- _Your task_
In the lines below, find how many contain the word "образом" and report that figure alone.

- _Data section_
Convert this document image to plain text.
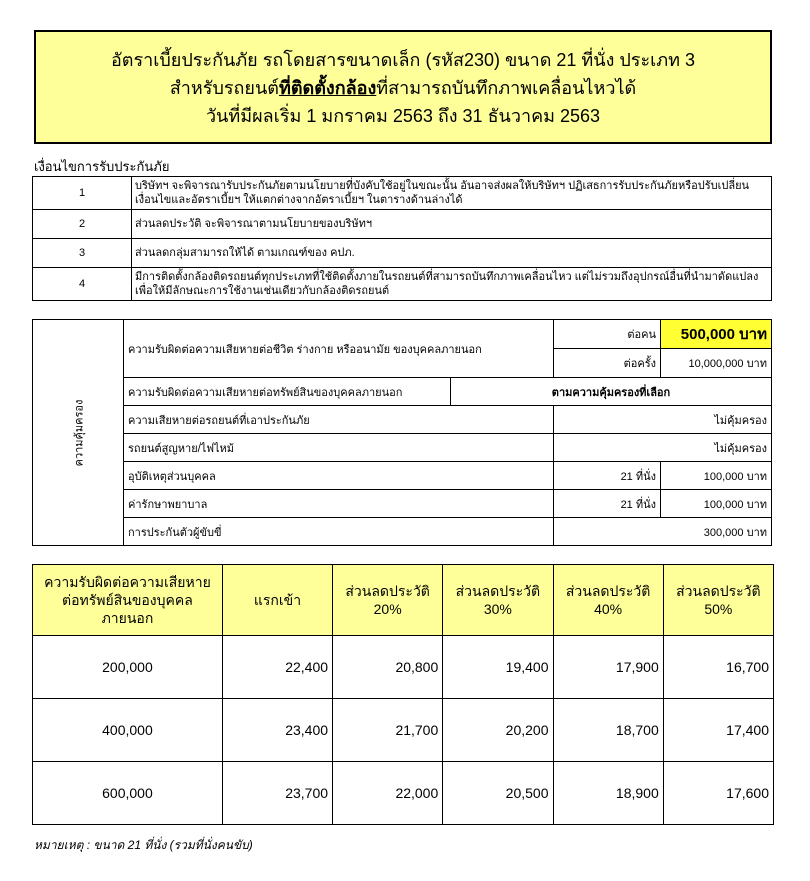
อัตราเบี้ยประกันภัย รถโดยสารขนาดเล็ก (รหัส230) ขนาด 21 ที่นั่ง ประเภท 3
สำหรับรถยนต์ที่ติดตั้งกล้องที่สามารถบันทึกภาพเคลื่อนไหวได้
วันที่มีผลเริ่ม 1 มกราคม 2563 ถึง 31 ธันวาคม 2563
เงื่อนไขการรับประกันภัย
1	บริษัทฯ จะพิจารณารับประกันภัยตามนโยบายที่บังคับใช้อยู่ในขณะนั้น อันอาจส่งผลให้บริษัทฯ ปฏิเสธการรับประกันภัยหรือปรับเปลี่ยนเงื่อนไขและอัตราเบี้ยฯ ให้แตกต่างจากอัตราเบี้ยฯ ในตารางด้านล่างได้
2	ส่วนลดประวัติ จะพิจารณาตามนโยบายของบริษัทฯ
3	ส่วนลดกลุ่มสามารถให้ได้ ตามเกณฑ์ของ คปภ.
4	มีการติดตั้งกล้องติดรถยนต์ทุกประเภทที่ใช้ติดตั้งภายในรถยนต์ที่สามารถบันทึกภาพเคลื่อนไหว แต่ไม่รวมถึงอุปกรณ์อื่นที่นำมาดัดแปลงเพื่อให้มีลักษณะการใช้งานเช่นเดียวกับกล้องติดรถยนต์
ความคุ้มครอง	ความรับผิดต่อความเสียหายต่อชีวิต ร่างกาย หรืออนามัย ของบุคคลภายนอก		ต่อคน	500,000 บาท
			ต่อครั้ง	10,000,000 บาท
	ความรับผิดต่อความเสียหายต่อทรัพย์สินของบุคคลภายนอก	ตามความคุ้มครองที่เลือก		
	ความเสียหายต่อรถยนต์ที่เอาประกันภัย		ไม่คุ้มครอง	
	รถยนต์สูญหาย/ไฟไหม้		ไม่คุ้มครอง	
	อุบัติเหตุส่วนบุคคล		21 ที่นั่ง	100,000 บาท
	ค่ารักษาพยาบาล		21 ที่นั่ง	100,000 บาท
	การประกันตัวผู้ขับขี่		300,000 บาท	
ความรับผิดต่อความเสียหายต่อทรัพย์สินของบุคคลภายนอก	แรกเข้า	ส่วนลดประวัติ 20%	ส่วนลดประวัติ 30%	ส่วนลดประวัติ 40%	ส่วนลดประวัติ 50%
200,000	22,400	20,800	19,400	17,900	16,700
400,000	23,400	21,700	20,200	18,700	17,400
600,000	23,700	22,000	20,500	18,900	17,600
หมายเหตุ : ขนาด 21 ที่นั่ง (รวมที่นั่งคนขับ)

...

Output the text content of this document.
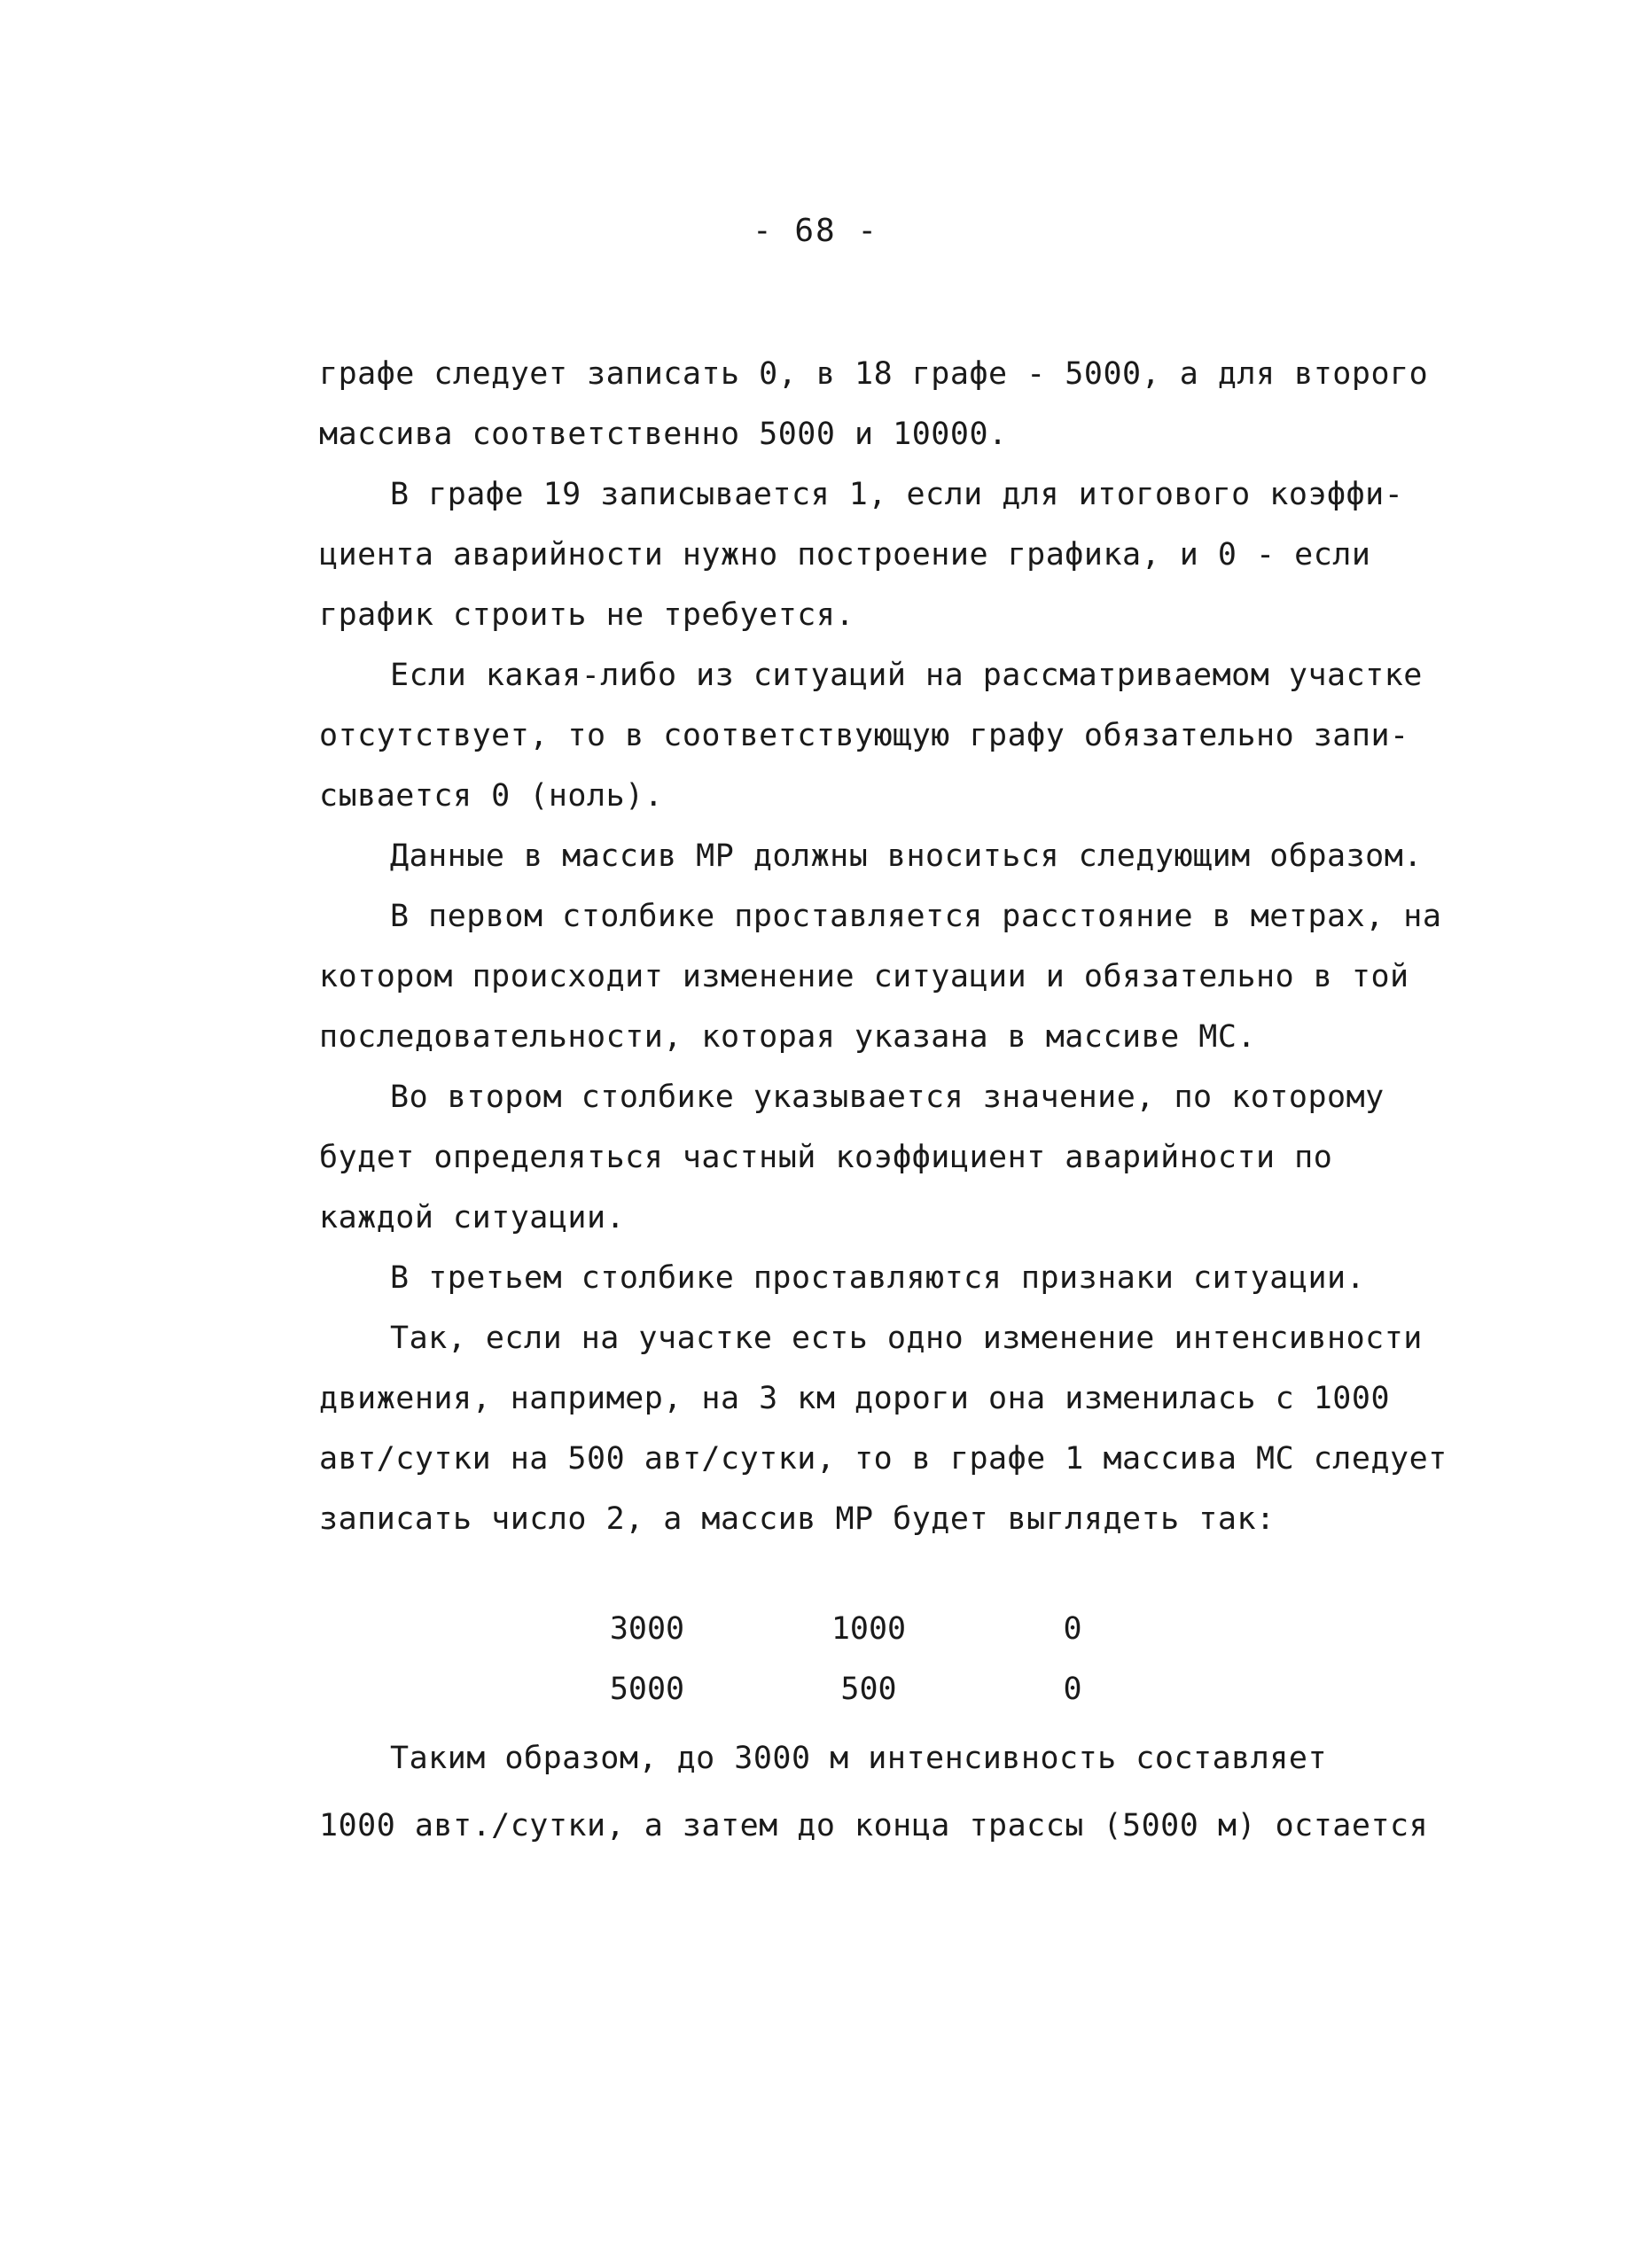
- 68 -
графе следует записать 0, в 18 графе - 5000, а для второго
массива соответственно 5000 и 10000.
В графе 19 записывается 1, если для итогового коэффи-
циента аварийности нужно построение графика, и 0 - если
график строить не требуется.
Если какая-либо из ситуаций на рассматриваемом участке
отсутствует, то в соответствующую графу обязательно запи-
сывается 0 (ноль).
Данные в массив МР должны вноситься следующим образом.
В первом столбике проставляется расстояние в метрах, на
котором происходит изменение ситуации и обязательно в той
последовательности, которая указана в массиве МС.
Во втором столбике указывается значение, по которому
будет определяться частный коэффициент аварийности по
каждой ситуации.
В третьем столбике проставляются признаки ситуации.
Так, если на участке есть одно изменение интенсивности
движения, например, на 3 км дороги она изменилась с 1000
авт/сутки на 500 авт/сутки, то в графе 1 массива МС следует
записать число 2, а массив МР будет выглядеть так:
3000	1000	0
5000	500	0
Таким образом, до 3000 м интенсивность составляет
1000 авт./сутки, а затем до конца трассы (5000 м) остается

- _Worked answer_
2